(Collected data)
= = = =

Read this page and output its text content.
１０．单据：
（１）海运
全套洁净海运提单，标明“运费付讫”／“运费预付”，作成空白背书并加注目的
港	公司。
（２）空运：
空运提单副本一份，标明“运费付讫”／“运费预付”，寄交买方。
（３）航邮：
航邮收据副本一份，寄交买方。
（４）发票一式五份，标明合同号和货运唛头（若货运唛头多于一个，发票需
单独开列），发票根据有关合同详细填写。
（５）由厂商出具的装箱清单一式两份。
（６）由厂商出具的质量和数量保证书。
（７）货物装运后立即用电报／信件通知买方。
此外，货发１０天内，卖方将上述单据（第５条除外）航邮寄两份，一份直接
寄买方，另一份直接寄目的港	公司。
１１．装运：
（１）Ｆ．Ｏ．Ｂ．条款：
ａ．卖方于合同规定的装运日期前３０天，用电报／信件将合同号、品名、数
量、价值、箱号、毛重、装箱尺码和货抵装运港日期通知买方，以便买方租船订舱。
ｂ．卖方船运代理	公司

= = = =

Exercise aim | Filter the entries above down to the lines containing the word "寄交买方".

Finished answer |
空运提单副本一份，标明“运费付讫”／“运费预付”，寄交买方。
航邮收据副本一份，寄交买方。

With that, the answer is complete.